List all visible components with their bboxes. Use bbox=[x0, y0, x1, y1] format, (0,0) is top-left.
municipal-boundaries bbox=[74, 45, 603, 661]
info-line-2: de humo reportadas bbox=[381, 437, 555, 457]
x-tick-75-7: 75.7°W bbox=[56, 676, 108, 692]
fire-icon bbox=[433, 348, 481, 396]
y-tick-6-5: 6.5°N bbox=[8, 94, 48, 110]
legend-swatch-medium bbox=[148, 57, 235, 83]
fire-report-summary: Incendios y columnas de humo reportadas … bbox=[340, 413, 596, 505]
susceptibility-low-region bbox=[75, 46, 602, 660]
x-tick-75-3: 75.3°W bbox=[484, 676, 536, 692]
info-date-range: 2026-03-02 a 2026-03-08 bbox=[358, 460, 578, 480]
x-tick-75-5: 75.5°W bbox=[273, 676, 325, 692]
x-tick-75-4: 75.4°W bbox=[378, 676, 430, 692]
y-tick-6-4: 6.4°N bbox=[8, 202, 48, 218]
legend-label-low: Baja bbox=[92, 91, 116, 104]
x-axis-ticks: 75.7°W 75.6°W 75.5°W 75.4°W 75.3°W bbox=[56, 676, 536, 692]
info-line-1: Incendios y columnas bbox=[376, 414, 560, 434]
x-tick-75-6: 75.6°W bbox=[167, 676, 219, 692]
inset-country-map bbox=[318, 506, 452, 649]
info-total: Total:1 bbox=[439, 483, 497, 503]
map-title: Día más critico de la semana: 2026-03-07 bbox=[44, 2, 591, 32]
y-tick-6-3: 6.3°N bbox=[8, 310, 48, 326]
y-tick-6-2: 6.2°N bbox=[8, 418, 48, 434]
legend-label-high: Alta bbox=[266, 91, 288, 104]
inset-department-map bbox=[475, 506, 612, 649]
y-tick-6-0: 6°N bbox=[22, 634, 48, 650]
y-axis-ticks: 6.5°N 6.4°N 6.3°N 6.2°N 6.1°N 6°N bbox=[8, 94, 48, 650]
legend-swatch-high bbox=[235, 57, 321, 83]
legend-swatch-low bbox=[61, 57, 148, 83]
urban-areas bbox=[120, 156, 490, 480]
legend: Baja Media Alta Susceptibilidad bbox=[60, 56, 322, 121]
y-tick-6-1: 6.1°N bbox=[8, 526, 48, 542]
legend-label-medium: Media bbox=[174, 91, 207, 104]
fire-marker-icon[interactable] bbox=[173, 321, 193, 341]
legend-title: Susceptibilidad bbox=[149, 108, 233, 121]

-----

Transcribe all of the lines above, from first to last, with every character unchanged.

List all visible components with their bboxes. Use bbox=[x0, y0, x1, y1] format, (0,0) is top-left.
municipal-boundaries bbox=[74, 45, 603, 661]
info-line-2: de humo reportadas bbox=[381, 437, 555, 457]
x-tick-75-7: 75.7°W bbox=[56, 676, 108, 692]
fire-icon bbox=[433, 348, 481, 396]
y-tick-6-5: 6.5°N bbox=[8, 94, 48, 110]
legend-swatch-medium bbox=[148, 57, 235, 83]
fire-report-summary: Incendios y columnas de humo reportadas … bbox=[340, 413, 596, 505]
susceptibility-low-region bbox=[75, 46, 602, 660]
x-tick-75-3: 75.3°W bbox=[484, 676, 536, 692]
info-date-range: 2026-03-02 a 2026-03-08 bbox=[358, 460, 578, 480]
x-tick-75-5: 75.5°W bbox=[273, 676, 325, 692]
x-tick-75-4: 75.4°W bbox=[378, 676, 430, 692]
y-tick-6-4: 6.4°N bbox=[8, 202, 48, 218]
legend-label-low: Baja bbox=[92, 91, 116, 104]
x-axis-ticks: 75.7°W 75.6°W 75.5°W 75.4°W 75.3°W bbox=[56, 676, 536, 692]
info-line-1: Incendios y columnas bbox=[376, 414, 560, 434]
x-tick-75-6: 75.6°W bbox=[167, 676, 219, 692]
inset-country-map bbox=[318, 506, 452, 649]
info-total: Total:1 bbox=[439, 483, 497, 503]
map-title: Día más critico de la semana: 2026-03-07 bbox=[44, 2, 591, 32]
y-tick-6-3: 6.3°N bbox=[8, 310, 48, 326]
y-tick-6-2: 6.2°N bbox=[8, 418, 48, 434]
legend-label-high: Alta bbox=[266, 91, 288, 104]
inset-department-map bbox=[475, 506, 612, 649]
y-tick-6-0: 6°N bbox=[22, 634, 48, 650]
y-axis-ticks: 6.5°N 6.4°N 6.3°N 6.2°N 6.1°N 6°N bbox=[8, 94, 48, 650]
legend-swatch-high bbox=[235, 57, 321, 83]
legend-swatch-low bbox=[61, 57, 148, 83]
urban-areas bbox=[120, 156, 490, 480]
legend: Baja Media Alta Susceptibilidad bbox=[60, 56, 322, 121]
y-tick-6-1: 6.1°N bbox=[8, 526, 48, 542]
legend-label-medium: Media bbox=[174, 91, 207, 104]
fire-marker-icon[interactable] bbox=[173, 321, 193, 341]
legend-title: Susceptibilidad bbox=[149, 108, 233, 121]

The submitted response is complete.